◆ **Passage**:
The 1st January 1977 saw the last BAF Carvair Car Ferry flight, then in June BAF bought the entire fleet of Heralds operated by the Royal Malaysian Air Force, these Heralds were the Mk400 with strengthened floors of the eight bought the first arrived on 15th August 1977 with another seven arriving over the following months, a ninth machine had suffered a landing accident and was deemed uneconomic to repair for the long flight back to the UK so it was reduced to spares in Kuala Lumpur, the first was put back to civilian passenger flying on 6th October 1977 by the time all were back to civilian duties BAF had 15 heralds on its books.
During 1978 much speculation was made about the future of BAF's scheduled operations, and then on 1st January 1979 BAF announced it was to cease all its scheduled operations, British Island Airways took over the routes, whilst BAF concentrated on the leasing & charter market.
BAF bought the entire stock of stored ex-British Airways Viscounts, these had been held in open store at Cardiff since the previous spring but careful maintenance, sealing of components and regular engine runs had been undertaken. The first of these Viscounts arrived on 16th January 1981, it was rolled out of BAF hanger resplendent in the White, with yellow & blue stripes on the 4th February 1981 24 years to the day of its first flight. Also present at the rollout ceremony was a BAE125 this was for use as an executive/VIP transport, it was also capable of a two-hour refit to become an air ambulance.
On the 6th February 1982 Viscount G-AOHL flew into Southend for the last time, it became the static cabin trainer.
More ex-BA Viscounts were bought these were delivered as they were taken out of service with the flag carrier. By the end of 1981 the reaming seven Viscounts in BA service were withdrawn and bought by BAF. During 1981 BAF bought a Viscount 810 (long rage variant) Southend Council also gave the go-a-head for the demolition of a number of cottages and shed at the end of runway 24. These properties had restricted the cargo loads that could be carried by aircraft operating out of the airport. For safety traffic lights were introduced either side of the runway, these were operated by the town and would stop traffic if a large/heavy aircraft was to take off this would prevent a Double Decker bus becoming an open-top route 67 bus! BAF announced that it intended to buy ten British Aerospace 146 jets the order was never placed, but British Aerospace did however select BAF to do the route proving flight and the forth 146 built was painted in BAF colours and registered G-OBAF. It was demonstrated at that years Farnborough Airshow before under going a 21-day flight test program completing 175 flying hours and visiting Düsseldorf, Munich, Beauvais & Toulouse.

◆ **Task set**:
• a. Turn the paragraph of the BAF history that begins "BAF bought the entire stock" into a short bulleted list that keeps its main facts.
• b. Carry on the BAF history from its last sentence.
The entries have no connection to the BAF history.

◆ **Data excerpts**:

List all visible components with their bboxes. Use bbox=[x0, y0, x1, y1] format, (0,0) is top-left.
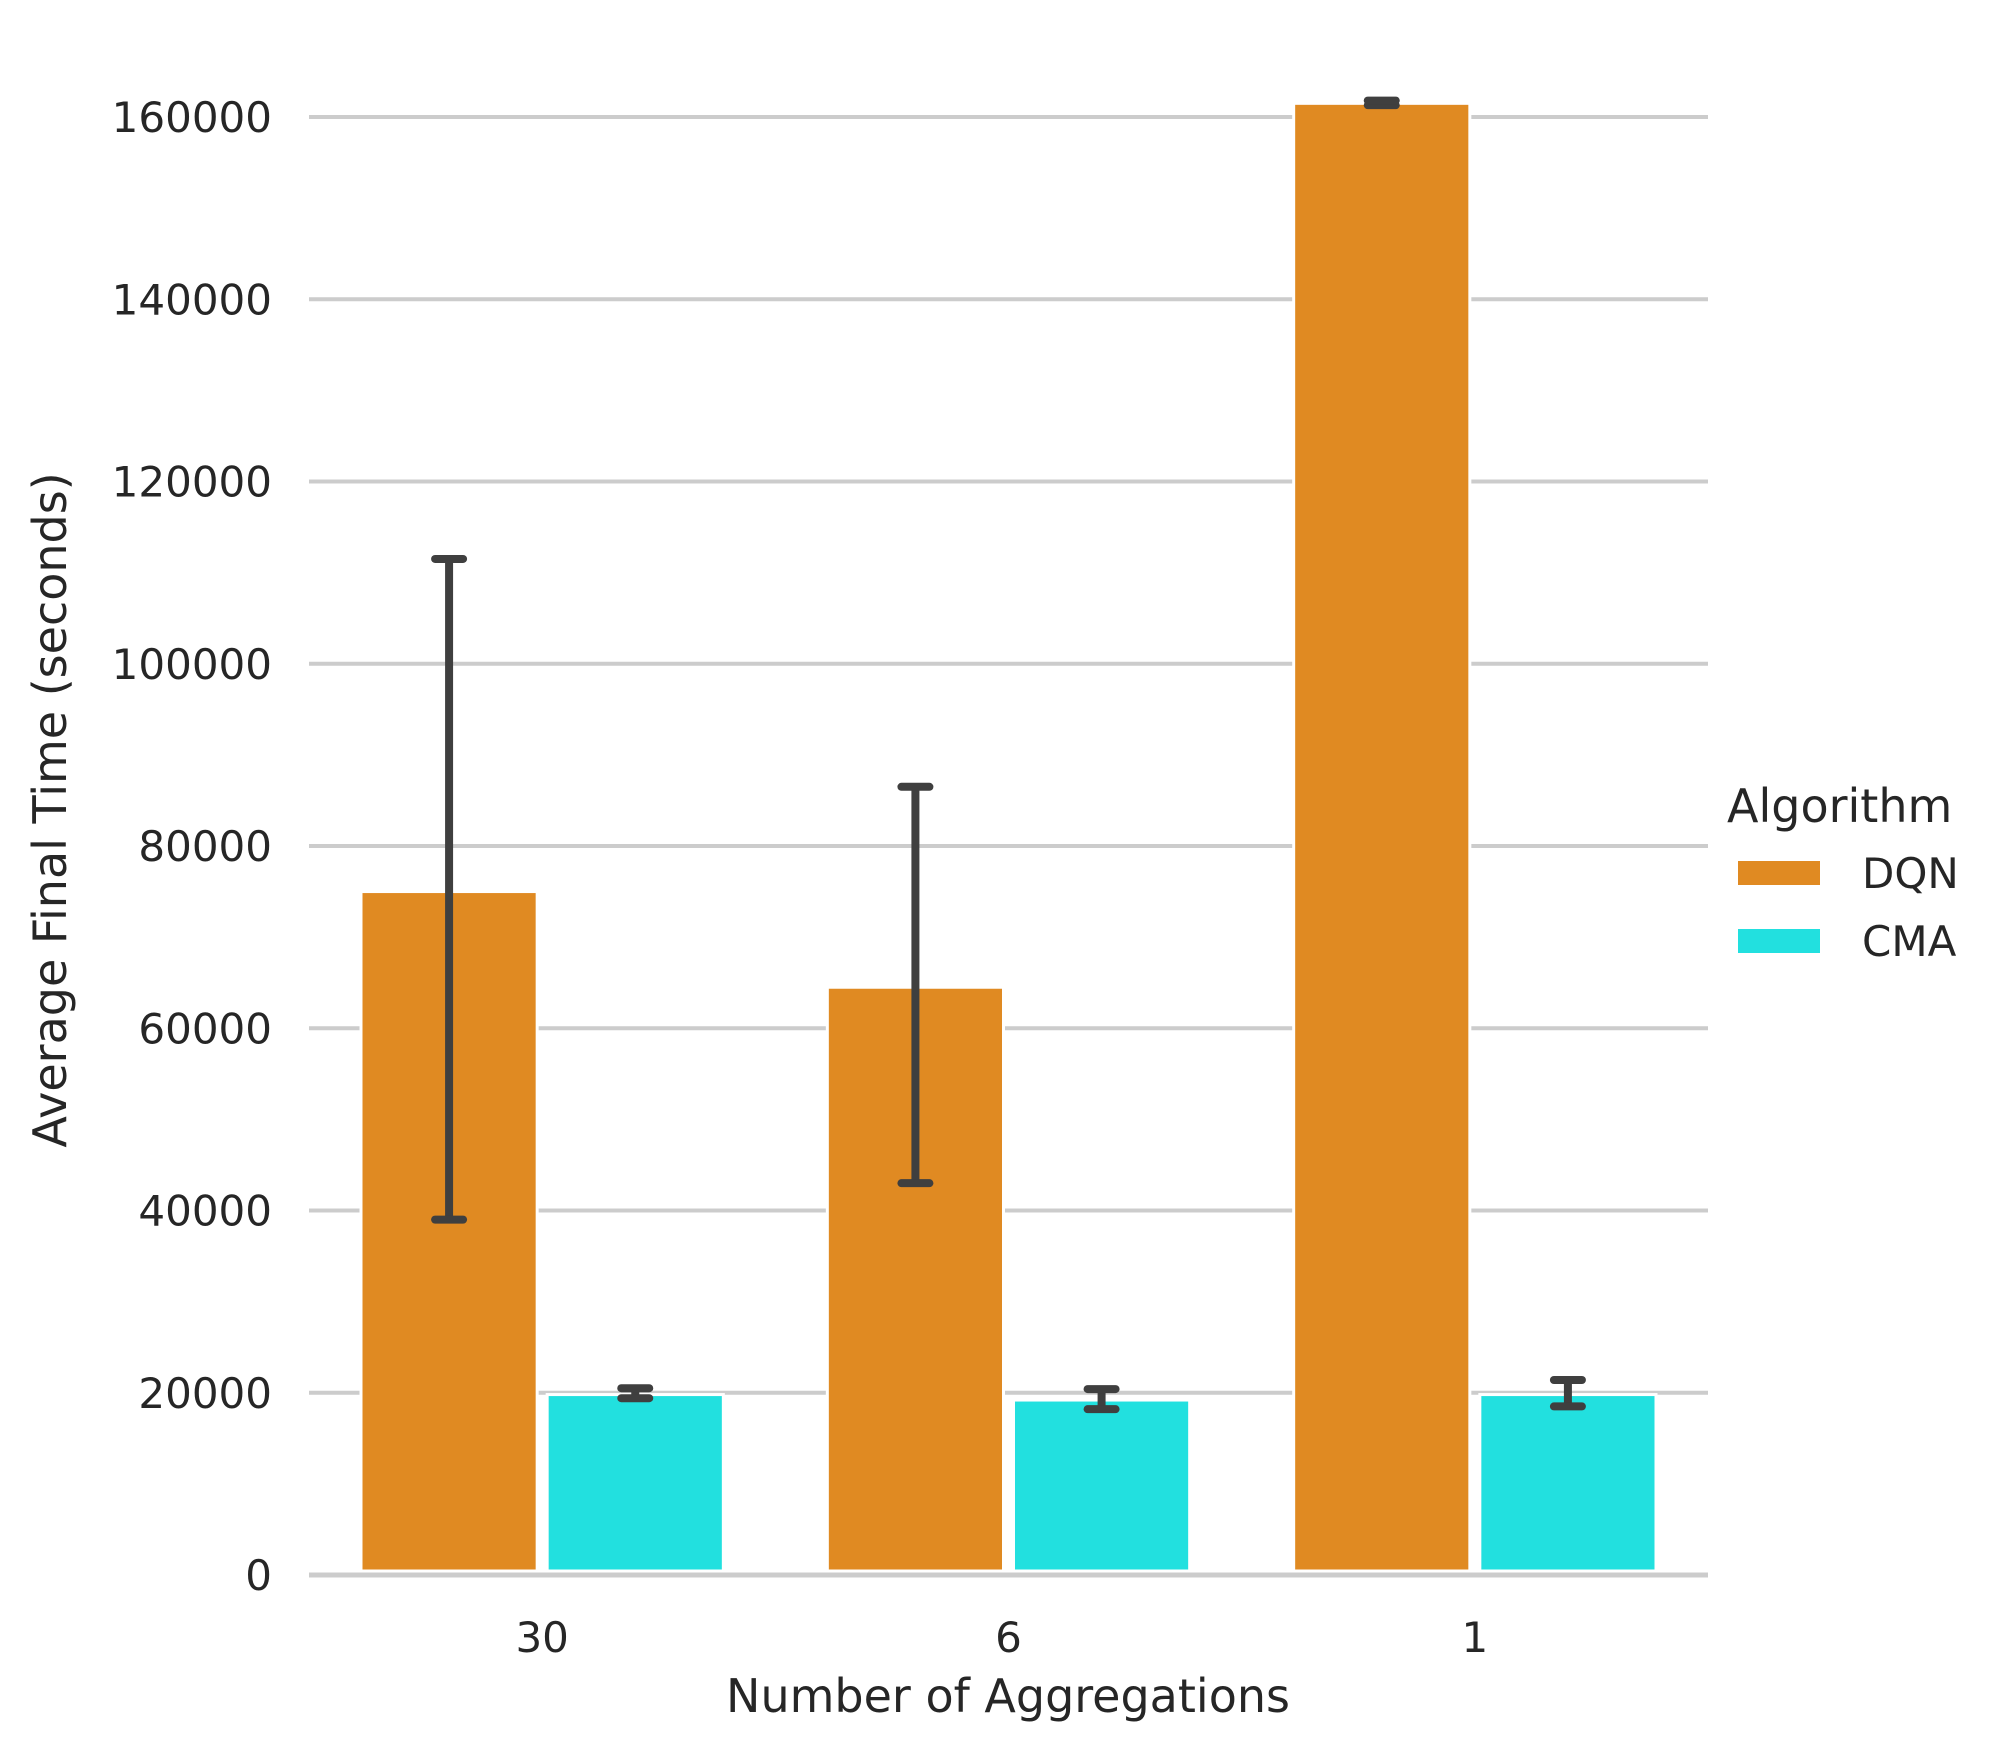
y-tick-label: 100000 bbox=[112, 640, 272, 689]
legend-item-dqn: DQN bbox=[1738, 849, 1959, 898]
error-bar-dqn bbox=[1363, 96, 1400, 110]
bars bbox=[359, 101, 1658, 1573]
legend-label: DQN bbox=[1862, 849, 1959, 898]
bar-cma bbox=[545, 1393, 725, 1573]
legend-swatch bbox=[1738, 861, 1820, 885]
y-tick-label: 0 bbox=[245, 1551, 272, 1600]
x-axis-title: Number of Aggregations bbox=[726, 1669, 1290, 1723]
y-tick-label: 80000 bbox=[138, 822, 272, 871]
bar-cma bbox=[1478, 1393, 1658, 1573]
y-tick-label: 60000 bbox=[138, 1004, 272, 1053]
y-tick-label: 120000 bbox=[112, 458, 272, 507]
error-bars bbox=[431, 96, 1586, 1414]
legend-swatch bbox=[1738, 929, 1820, 953]
y-tick-label: 40000 bbox=[138, 1187, 272, 1236]
x-tick-label: 30 bbox=[515, 1613, 568, 1662]
y-tick-label: 140000 bbox=[112, 275, 272, 324]
y-tick-label: 160000 bbox=[112, 93, 272, 142]
error-bar-cma bbox=[1083, 1385, 1120, 1414]
x-tick-label: 6 bbox=[995, 1613, 1022, 1662]
legend-label: CMA bbox=[1862, 917, 1957, 966]
y-axis-title: Average Final Time (seconds) bbox=[23, 472, 77, 1147]
error-bar-dqn bbox=[897, 782, 934, 1188]
error-bar-dqn bbox=[431, 554, 468, 1224]
error-bar-cma bbox=[617, 1384, 654, 1403]
axes: 0 20000 40000 60000 80000 100000 120000 140000 1… bbox=[112, 93, 1708, 1662]
bar-cma bbox=[1012, 1398, 1192, 1573]
x-tick-label: 1 bbox=[1461, 1613, 1488, 1662]
y-tick-label: 20000 bbox=[138, 1369, 272, 1418]
legend-item-cma: CMA bbox=[1738, 917, 1957, 966]
grid-lines bbox=[309, 115, 1708, 1395]
error-bar-cma bbox=[1549, 1375, 1586, 1411]
legend-title: Algorithm bbox=[1727, 779, 1952, 833]
legend: Algorithm DQN CMA bbox=[1727, 779, 1959, 966]
bar-dqn bbox=[1292, 101, 1472, 1573]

◆ **Answers to each task**:
• a.
- BAF bought every stored ex-British Airways Viscount. These aircraft had been kept in open store at Cardiff since the previous spring, with careful maintenance, sealed components and regular engine runs.
- The first one arrived on 16th January 1981.
- It was rolled out on 4th February 1981 in white with yellow and blue stripes, 24 years to the day after its first flight.
- A BAE125 was also at the rollout. It was for executive/VIP transport and could be refitted as an air ambulance in two hours.

• b.
March 1983 saw BAF sell off its flying arm along with five Viscounts and two Heralds to Jadepoint, however the deal did not include BAF Engineering or the BAF name. BAF continued its leasing side of the business, the owners of BAF The Keegan Group suddenly ceased trading allowing Jadepoint to buy up the rest of BAF, and this also enabled them to take over all the contacts held by BAF at the time as well as the Travel outlets, Viscount Holidays & Viscount Travel. One of Jadepoint's first tasks after buying BAF was the setting up of Jersey Air Ferries, they were issued with two Viscounts and began flying on 27th April 1983, the service operating between Southend- Le Touquet however by October 1983 it was decided to quietly drop the airline with the two Viscounts returning to BAF. Jadepoint bought Guernsey Airlines formed as a subsidiary of Aldair after B A dropped 26 routes mostly serving the Channel Islands. Aldair had changed its name to Intercity Airlines but was experiencing major financial difficulty's the failing airline finally succumbed to the receivers on 1st August 1983.
Both the “independent” Guernsey Airways and BAF experienced a profitable 1984.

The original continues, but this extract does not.